- **DIRECTIVE**
From the records, pick out and copy each line containing "hommes".
═══ AVAILABLE RECORDS ═══
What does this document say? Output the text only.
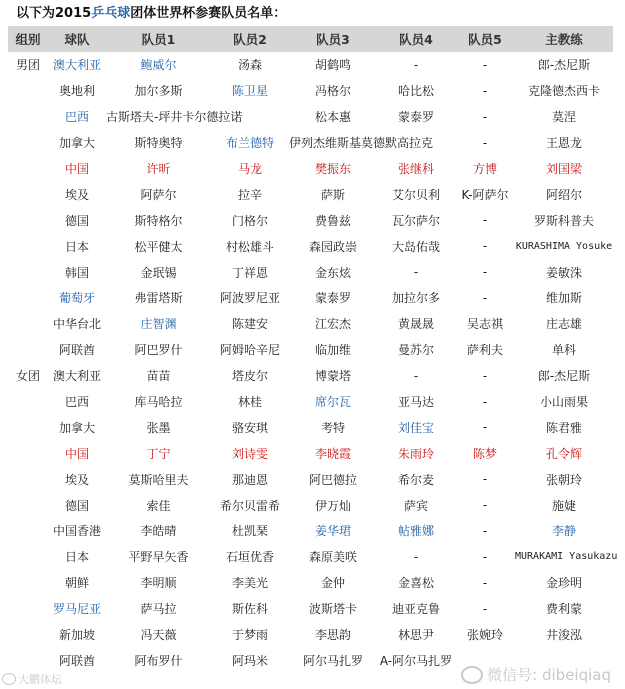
以下为2015乒乓球团体世界杯参赛队员名单：
组别	球队	队员1	队员2	队员3	队员4	队员5	主教练
男团	澳大利亚	鲍威尔	汤森	胡鹤鸣	-	-	郎-杰尼斯
	奥地利	加尔多斯	陈卫星	冯格尔	哈比松	-	克隆德杰西卡
	巴西	古斯塔夫-坪井卡尔德拉诺		松本惠	蒙泰罗	-	莫涅
	加拿大	斯特奥特	布兰德特	伊列杰维斯基莫德默高拉克		-	王恩龙
	中国	许昕	马龙	樊振东	张继科	方博	刘国梁
	埃及	阿萨尔	拉辛	萨斯	艾尔贝利	K-阿萨尔	阿绍尔
	德国	斯特格尔	门格尔	费鲁兹	瓦尔萨尔	-	罗斯科普夫
	日本	松平健太	村松雄斗	森园政崇	大岛佑哉	-	KURASHIMA Yosuke
	韩国	金珉锡	丁祥恩	金东炫	-	-	姜敏洙
	葡萄牙	弗雷塔斯	阿波罗尼亚	蒙泰罗	加拉尔多	-	维加斯
	中华台北	庄智渊	陈建安	江宏杰	黄晟晟	吴志祺	庄志雄
	阿联酋	阿巴罗什	阿姆哈辛尼	临加维	曼苏尔	萨利夫	单科
女团	澳大利亚	苗苗	塔皮尔	博蒙塔	-	-	郎-杰尼斯
	巴西	库马哈拉	林桂	席尔瓦	亚马达	-	小山雨果
	加拿大	张墨	骆安琪	考特	刘佳宝	-	陈君雅
	中国	丁宁	刘诗雯	李晓霞	朱雨玲	陈梦	孔令辉
	埃及	莫斯哈里夫	那迪恩	阿巴德拉	希尔麦	-	张朝玲
	德国	索佳	希尔贝雷希	伊万灿	萨宾	-	施婕
	中国香港	李皓晴	杜凯琹	姜华珺	帖雅娜	-	李静
	日本	平野早矢香	石垣优香	森原美咲	-	-	MURAKAMI Yasukazu
	朝鲜	李明顺	李美光	金仲	金喜松	-	金珍明
	罗马尼亚	萨马拉	斯佐科	波斯塔卡	迪亚克鲁	-	费利蒙
	新加坡	冯天薇	于梦雨	李思韵	林思尹	张婉玲	井浚泓
	阿联酋	阿布罗什	阿玛米	阿尔马扎罗	A-阿尔马扎罗		
大鹏体坛	微信号: dibeiqiaq
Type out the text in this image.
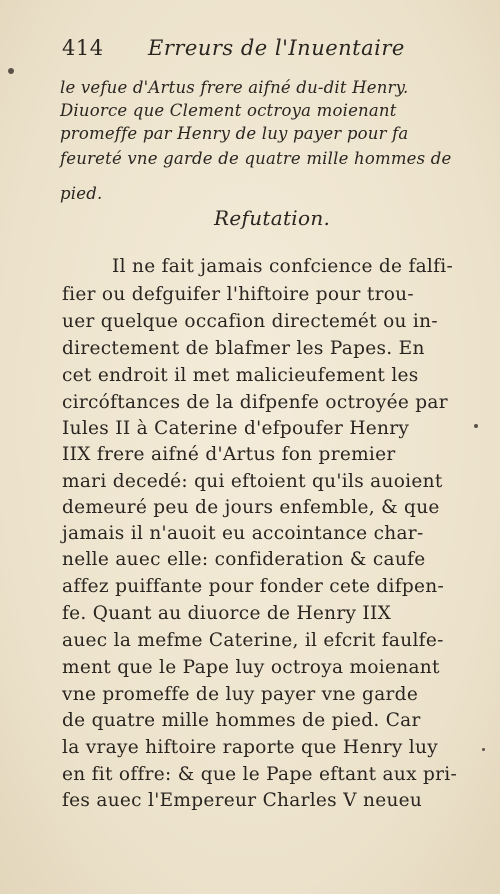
414 Erreurs de l'Inuentaire
le vefue d'Artus frere aifné du-dit Henry.
Diuorce que Clement octroya moienant
promeffe par Henry de luy payer pour fa
feureté vne garde de quatre mille hommes de
pied.
Refutation.
Il ne fait jamais confcience de falfi-
fier ou defguifer l'hiftoire pour trou-
uer quelque occafion directemét ou in-
directement de blafmer les Papes. En
cet endroit il met malicieufement les
circóftances de la difpenfe octroyée par
Iules II à Caterine d'efpoufer Henry
IIX frere aifné d'Artus fon premier
mari decedé: qui eftoient qu'ils auoient
demeuré peu de jours enfemble, & que
jamais il n'auoit eu accointance char-
nelle auec elle: confideration & caufe
affez puiffante pour fonder cete difpen-
fe. Quant au diuorce de Henry IIX
auec la mefme Caterine, il efcrit faulfe-
ment que le Pape luy octroya moienant
vne promeffe de luy payer vne garde
de quatre mille hommes de pied. Car
la vraye hiftoire raporte que Henry luy
en fit offre: & que le Pape eftant aux pri-
fes auec l'Empereur Charles V neueu
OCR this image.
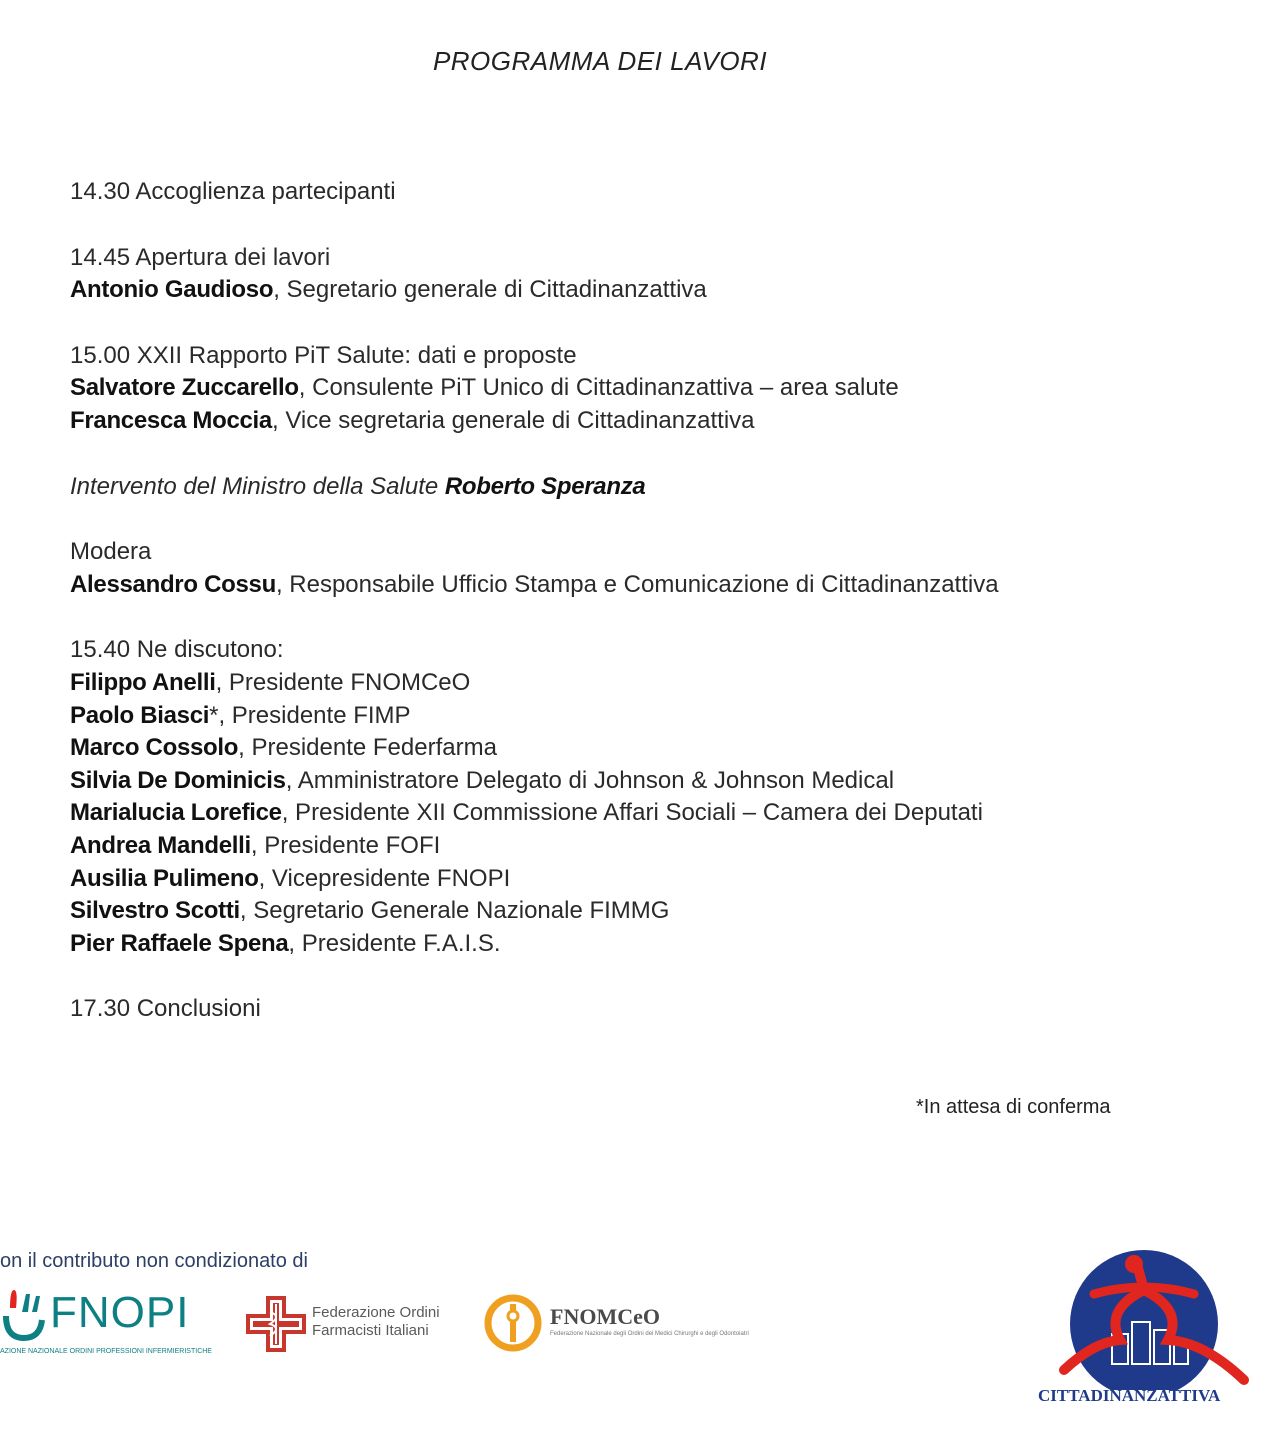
PROGRAMMA DEI LAVORI
14.30 Accoglienza partecipanti
14.45 Apertura dei lavori
Antonio Gaudioso, Segretario generale di Cittadinanzattiva
15.00 XXII Rapporto PiT Salute: dati e proposte
Salvatore Zuccarello, Consulente PiT Unico di Cittadinanzattiva – area salute
Francesca Moccia, Vice segretaria generale di Cittadinanzattiva
Intervento del Ministro della Salute Roberto Speranza
Modera
Alessandro Cossu, Responsabile Ufficio Stampa e Comunicazione di Cittadinanzattiva
15.40 Ne discutono:
Filippo Anelli, Presidente FNOMCeO
Paolo Biasci*, Presidente FIMP
Marco Cossolo, Presidente Federfarma
Silvia De Dominicis, Amministratore Delegato di Johnson & Johnson Medical
Marialucia Lorefice, Presidente XII Commissione Affari Sociali – Camera dei Deputati
Andrea Mandelli, Presidente FOFI
Ausilia Pulimeno, Vicepresidente FNOPI
Silvestro Scotti, Segretario Generale Nazionale FIMMG
Pier Raffaele Spena, Presidente F.A.I.S.
17.30 Conclusioni
*In attesa di conferma
on il contributo non condizionato di
FNOPI
AZIONE NAZIONALE ORDINI PROFESSIONI INFERMIERISTICHE
Federazione Ordini
Farmacisti Italiani
FNOMCeO
Federazione Nazionale degli Ordini dei Medici Chirurghi e degli Odontoiatri
CITTADINANZATTIVA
═══
- **COMPLETE ANSWER**
feureté vne garde de quatre mille hommes de
de quatre mille hommes de pied. Car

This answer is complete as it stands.